▸ WRITTEN INSTRUCTION
In the listing below, pick out lines with "Total".

▸ MATERIAL FOR THIS TASK
####

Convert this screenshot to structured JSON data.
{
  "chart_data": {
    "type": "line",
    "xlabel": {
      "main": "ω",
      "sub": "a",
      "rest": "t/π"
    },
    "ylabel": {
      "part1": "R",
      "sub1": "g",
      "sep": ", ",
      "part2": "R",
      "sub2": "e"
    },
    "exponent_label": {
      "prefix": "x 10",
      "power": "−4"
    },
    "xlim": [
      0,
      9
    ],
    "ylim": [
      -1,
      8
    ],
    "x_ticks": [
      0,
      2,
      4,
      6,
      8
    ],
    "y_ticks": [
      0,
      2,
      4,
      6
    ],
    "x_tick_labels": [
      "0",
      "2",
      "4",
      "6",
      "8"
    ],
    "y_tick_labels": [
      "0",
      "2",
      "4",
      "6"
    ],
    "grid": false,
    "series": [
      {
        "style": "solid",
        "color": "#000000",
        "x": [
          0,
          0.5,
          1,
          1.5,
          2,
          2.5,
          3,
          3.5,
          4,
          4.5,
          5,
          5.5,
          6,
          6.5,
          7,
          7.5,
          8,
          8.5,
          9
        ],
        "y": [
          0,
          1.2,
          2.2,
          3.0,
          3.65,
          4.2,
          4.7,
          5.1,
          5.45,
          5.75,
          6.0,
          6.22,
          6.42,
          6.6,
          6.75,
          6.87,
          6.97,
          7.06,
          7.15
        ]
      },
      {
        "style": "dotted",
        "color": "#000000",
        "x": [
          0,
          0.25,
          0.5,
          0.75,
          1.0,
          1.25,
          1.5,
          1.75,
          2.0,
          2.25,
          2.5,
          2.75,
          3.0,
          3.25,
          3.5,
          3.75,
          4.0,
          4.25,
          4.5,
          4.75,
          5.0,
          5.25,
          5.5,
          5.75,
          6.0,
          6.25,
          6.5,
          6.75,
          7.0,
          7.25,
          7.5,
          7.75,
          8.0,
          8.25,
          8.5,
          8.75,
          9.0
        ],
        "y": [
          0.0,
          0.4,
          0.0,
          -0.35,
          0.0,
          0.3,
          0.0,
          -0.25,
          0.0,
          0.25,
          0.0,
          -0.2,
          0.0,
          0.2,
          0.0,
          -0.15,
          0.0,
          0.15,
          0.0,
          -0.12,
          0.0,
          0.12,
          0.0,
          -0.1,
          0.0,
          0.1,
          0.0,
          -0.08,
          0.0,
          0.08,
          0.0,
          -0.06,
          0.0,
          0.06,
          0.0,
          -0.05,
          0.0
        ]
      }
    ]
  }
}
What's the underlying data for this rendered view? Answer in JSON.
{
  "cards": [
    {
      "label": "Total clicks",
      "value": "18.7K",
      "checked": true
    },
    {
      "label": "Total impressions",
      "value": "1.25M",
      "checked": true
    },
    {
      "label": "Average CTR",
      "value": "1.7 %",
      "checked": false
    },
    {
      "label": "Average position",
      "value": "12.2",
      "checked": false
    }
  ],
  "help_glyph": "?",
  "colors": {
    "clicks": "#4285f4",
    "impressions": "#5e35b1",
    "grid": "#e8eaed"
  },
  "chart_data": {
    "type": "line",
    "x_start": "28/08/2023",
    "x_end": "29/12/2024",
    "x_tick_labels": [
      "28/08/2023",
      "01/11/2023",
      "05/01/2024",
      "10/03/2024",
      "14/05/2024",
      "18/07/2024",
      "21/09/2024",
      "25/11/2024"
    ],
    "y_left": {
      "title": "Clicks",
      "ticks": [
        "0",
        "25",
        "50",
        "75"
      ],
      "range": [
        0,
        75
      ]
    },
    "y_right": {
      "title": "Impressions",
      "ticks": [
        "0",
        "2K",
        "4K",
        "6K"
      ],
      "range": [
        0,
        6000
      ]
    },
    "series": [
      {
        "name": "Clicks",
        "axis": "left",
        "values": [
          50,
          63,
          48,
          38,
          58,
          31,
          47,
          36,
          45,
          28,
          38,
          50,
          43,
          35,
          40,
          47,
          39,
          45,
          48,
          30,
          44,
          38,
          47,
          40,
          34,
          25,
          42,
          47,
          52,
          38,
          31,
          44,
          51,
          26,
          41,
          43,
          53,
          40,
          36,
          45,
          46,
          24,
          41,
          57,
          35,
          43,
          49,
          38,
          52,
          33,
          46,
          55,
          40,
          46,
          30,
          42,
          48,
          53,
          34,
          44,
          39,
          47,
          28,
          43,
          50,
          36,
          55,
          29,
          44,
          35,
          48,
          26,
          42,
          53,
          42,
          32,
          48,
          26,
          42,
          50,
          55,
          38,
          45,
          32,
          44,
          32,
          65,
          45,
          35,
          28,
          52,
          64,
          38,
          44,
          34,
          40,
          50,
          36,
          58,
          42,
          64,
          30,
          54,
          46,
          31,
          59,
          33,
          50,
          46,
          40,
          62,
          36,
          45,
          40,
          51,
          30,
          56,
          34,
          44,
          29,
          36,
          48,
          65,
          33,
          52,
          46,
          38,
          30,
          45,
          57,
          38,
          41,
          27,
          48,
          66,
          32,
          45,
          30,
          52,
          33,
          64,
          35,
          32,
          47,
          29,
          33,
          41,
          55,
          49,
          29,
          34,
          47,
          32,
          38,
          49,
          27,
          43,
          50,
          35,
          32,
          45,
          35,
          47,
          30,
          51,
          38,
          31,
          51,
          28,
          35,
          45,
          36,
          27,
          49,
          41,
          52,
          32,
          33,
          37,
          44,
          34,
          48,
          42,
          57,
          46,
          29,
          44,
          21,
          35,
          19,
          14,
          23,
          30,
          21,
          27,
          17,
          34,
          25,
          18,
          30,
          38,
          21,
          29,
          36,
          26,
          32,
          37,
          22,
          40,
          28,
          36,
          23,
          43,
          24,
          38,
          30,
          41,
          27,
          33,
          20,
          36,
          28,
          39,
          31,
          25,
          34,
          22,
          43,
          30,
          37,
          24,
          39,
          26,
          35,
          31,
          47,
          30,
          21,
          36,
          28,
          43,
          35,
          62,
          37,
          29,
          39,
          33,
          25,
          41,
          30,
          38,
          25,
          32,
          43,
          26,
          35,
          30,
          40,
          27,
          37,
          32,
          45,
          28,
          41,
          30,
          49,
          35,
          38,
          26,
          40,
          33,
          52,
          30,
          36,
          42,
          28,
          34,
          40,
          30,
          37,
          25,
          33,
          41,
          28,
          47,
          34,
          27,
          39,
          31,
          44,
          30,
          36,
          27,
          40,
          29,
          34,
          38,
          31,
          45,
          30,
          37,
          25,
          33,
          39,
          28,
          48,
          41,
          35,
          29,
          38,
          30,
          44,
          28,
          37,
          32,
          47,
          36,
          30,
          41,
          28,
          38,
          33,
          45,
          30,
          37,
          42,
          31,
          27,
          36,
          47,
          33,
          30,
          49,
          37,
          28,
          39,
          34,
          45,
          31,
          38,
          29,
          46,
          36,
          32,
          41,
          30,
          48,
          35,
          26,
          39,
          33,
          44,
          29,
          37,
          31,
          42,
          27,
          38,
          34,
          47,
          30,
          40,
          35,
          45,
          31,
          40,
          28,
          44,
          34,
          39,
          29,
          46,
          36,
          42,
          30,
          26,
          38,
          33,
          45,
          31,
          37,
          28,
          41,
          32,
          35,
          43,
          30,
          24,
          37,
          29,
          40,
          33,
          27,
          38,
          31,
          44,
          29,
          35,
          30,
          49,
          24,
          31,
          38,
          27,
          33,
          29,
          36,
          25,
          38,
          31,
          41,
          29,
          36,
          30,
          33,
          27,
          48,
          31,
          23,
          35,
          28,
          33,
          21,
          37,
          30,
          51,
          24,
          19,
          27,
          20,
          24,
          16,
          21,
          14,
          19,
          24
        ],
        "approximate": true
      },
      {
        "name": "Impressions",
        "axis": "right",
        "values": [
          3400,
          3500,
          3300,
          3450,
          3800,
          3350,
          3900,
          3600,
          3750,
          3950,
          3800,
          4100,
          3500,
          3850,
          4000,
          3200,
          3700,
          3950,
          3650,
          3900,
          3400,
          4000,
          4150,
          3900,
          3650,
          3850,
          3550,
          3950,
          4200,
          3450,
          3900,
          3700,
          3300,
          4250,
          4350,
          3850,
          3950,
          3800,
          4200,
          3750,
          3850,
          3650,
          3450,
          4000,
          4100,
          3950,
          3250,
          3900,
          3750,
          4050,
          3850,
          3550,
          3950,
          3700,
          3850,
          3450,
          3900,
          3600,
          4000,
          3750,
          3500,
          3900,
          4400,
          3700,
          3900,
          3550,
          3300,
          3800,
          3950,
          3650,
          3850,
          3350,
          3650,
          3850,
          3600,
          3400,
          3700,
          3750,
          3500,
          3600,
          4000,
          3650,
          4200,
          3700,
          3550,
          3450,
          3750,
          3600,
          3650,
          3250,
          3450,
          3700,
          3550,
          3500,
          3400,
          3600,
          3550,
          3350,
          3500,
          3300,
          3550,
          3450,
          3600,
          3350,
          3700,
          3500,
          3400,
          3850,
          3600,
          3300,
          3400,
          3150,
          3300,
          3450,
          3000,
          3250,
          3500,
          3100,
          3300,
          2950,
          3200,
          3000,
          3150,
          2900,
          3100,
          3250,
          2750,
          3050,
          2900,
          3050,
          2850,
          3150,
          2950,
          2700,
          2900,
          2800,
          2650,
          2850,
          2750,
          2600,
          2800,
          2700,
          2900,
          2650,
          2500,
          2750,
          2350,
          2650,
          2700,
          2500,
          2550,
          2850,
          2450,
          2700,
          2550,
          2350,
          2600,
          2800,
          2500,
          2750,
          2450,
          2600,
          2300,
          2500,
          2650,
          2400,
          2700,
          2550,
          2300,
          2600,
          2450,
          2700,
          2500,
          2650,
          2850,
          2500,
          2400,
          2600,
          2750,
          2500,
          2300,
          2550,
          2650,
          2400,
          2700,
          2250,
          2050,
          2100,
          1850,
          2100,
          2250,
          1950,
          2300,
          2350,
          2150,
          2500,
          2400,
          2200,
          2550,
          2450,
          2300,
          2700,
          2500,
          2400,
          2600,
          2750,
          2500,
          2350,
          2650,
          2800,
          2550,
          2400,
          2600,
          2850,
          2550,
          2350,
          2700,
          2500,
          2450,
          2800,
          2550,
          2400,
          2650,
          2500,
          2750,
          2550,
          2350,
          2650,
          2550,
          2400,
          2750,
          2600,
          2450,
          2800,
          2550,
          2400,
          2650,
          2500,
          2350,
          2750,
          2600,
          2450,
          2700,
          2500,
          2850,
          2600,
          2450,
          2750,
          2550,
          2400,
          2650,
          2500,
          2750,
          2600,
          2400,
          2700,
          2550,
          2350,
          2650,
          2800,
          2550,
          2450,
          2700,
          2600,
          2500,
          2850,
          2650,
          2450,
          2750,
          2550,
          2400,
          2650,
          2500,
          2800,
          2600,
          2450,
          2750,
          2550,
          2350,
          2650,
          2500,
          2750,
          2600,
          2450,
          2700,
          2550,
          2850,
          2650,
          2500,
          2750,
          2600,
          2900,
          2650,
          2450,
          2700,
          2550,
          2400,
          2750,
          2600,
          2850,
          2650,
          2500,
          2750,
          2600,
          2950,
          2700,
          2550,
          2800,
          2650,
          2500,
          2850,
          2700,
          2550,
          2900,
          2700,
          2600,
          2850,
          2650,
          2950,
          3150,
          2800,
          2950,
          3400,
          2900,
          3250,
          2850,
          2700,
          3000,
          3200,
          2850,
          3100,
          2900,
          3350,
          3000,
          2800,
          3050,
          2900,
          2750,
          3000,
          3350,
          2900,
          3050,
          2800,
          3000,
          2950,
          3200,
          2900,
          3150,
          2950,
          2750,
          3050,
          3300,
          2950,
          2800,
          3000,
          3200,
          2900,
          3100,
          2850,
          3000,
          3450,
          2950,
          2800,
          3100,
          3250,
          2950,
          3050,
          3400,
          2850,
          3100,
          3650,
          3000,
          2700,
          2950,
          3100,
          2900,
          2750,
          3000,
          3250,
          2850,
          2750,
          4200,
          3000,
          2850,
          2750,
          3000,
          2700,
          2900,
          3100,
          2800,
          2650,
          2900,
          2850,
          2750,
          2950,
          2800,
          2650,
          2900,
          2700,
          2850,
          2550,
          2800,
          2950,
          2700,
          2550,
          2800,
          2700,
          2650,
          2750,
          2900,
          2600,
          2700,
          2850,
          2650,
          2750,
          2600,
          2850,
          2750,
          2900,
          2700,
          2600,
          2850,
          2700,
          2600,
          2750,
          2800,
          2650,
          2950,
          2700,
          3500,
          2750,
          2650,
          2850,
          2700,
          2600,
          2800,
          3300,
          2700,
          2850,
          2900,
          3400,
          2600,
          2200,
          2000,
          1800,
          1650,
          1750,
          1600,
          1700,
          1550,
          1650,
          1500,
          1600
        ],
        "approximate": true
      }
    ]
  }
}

####

▸ WRITTEN RESPONSE
      "label": "Total clicks",
      "label": "Total impressions",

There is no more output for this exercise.